> [Records]
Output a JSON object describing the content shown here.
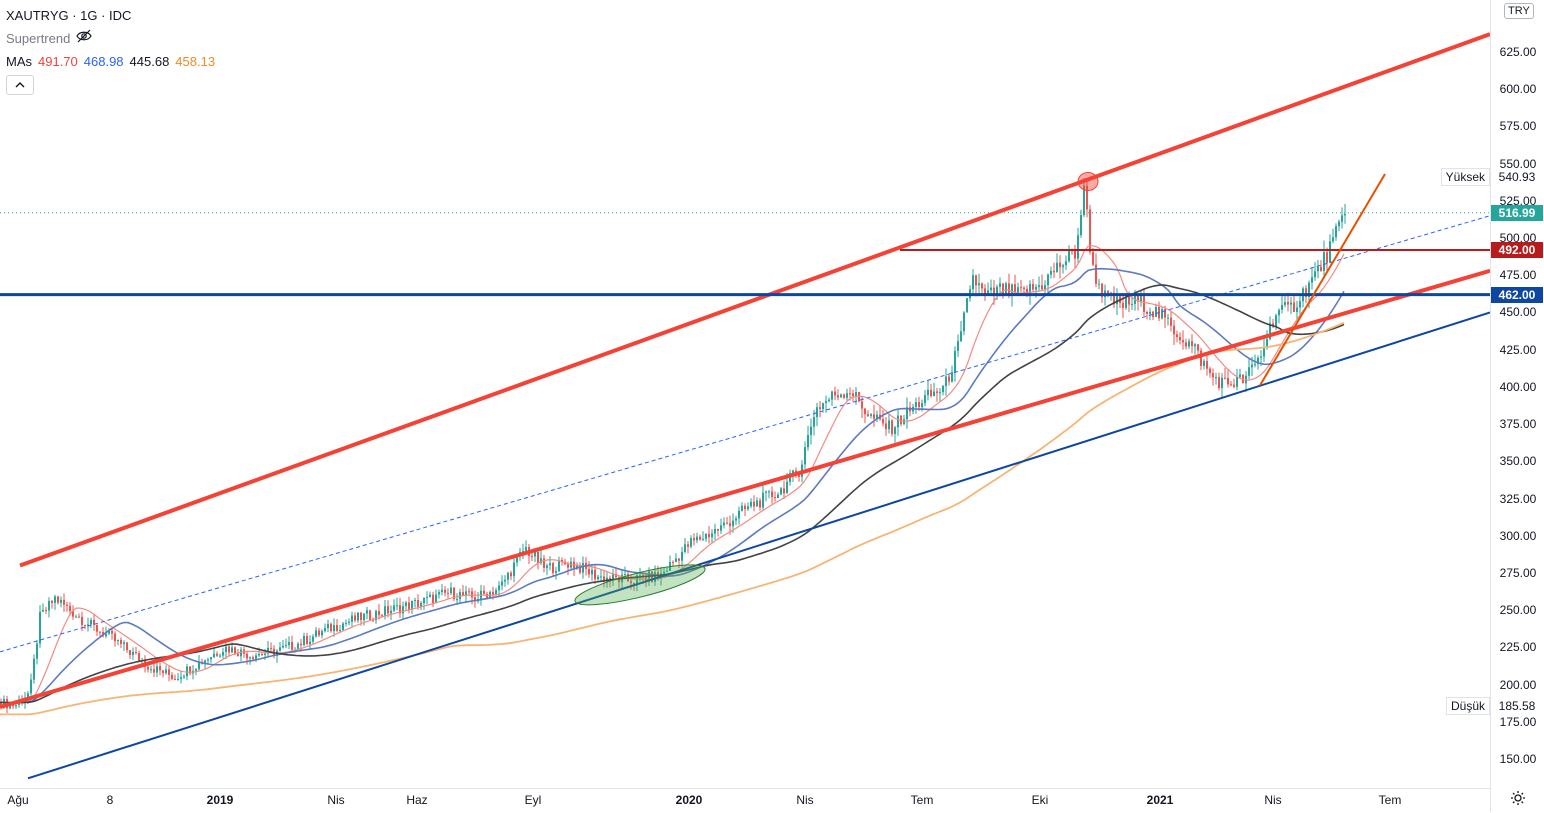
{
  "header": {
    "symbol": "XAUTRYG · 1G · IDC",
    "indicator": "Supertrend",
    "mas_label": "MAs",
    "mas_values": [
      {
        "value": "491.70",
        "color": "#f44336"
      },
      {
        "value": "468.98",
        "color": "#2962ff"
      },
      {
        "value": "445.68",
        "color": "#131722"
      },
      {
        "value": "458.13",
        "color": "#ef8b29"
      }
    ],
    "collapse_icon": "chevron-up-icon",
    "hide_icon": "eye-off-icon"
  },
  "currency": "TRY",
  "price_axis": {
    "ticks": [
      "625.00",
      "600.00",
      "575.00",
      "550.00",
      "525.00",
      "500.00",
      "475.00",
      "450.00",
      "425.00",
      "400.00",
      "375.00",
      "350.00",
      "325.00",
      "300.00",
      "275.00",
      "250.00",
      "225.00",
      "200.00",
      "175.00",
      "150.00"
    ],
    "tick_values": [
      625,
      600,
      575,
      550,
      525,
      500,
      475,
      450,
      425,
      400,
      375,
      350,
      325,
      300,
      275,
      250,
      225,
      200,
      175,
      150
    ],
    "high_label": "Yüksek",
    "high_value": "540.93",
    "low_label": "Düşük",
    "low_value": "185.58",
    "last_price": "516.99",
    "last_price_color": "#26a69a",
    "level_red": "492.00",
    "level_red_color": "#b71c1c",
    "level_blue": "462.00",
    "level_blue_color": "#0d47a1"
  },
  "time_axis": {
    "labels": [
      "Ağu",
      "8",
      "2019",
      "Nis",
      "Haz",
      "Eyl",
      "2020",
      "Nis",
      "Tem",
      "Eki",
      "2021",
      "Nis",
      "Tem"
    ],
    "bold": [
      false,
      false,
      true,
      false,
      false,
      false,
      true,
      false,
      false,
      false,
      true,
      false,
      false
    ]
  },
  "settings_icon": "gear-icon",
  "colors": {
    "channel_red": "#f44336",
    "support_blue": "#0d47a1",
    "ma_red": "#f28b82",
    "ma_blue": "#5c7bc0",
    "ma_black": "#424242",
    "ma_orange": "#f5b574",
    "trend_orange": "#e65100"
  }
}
--
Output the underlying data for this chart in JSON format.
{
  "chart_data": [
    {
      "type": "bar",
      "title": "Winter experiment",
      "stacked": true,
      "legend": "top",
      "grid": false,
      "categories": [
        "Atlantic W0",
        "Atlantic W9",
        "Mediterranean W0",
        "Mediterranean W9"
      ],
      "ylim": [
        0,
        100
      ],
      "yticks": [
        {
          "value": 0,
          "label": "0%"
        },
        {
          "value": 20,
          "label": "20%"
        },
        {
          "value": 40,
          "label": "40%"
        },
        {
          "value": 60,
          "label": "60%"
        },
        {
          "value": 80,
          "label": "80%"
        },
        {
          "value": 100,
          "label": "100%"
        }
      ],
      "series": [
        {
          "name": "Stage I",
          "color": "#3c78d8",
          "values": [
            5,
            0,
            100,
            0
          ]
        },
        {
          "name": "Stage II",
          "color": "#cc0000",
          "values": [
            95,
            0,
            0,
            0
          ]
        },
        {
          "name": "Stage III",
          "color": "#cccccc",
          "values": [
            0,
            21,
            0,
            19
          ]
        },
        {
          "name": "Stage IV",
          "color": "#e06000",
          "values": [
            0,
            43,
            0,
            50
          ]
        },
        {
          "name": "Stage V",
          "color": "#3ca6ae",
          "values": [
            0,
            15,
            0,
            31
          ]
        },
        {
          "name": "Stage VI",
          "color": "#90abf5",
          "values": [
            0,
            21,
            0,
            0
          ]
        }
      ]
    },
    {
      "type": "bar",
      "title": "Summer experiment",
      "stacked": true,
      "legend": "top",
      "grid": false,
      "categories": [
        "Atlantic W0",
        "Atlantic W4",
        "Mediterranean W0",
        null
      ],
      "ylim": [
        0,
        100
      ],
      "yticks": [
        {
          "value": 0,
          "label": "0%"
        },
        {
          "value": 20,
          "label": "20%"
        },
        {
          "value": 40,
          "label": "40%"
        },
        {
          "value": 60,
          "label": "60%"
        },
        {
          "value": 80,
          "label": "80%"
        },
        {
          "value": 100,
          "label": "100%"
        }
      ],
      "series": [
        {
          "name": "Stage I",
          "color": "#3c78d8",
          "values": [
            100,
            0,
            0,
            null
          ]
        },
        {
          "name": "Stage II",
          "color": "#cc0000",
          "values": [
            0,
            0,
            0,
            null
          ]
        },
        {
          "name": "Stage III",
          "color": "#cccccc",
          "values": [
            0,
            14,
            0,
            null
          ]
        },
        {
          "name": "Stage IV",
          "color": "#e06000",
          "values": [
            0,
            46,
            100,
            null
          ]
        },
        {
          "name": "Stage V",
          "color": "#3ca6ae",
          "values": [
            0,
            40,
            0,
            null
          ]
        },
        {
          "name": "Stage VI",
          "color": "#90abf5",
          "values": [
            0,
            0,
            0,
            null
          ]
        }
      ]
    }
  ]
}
...
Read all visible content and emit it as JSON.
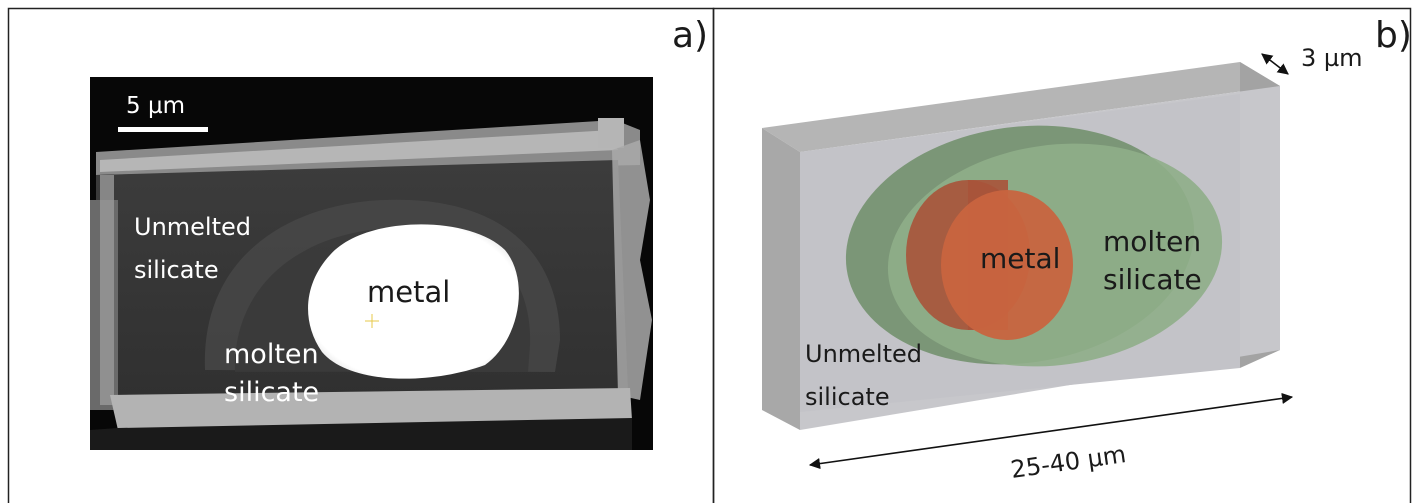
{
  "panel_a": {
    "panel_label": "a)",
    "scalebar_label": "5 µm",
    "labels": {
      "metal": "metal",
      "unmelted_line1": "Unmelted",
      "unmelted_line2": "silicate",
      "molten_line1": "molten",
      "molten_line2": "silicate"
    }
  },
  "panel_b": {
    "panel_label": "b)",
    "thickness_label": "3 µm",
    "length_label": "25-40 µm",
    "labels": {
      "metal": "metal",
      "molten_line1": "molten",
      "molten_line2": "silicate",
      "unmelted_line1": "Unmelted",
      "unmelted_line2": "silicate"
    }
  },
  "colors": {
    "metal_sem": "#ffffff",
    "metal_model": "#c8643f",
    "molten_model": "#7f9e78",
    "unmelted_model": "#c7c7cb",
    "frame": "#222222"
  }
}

> [STATED GOAL]
What is the number of lines that contain "title"? Reply with that number alone.

> [COMPLETE ANSWER]
2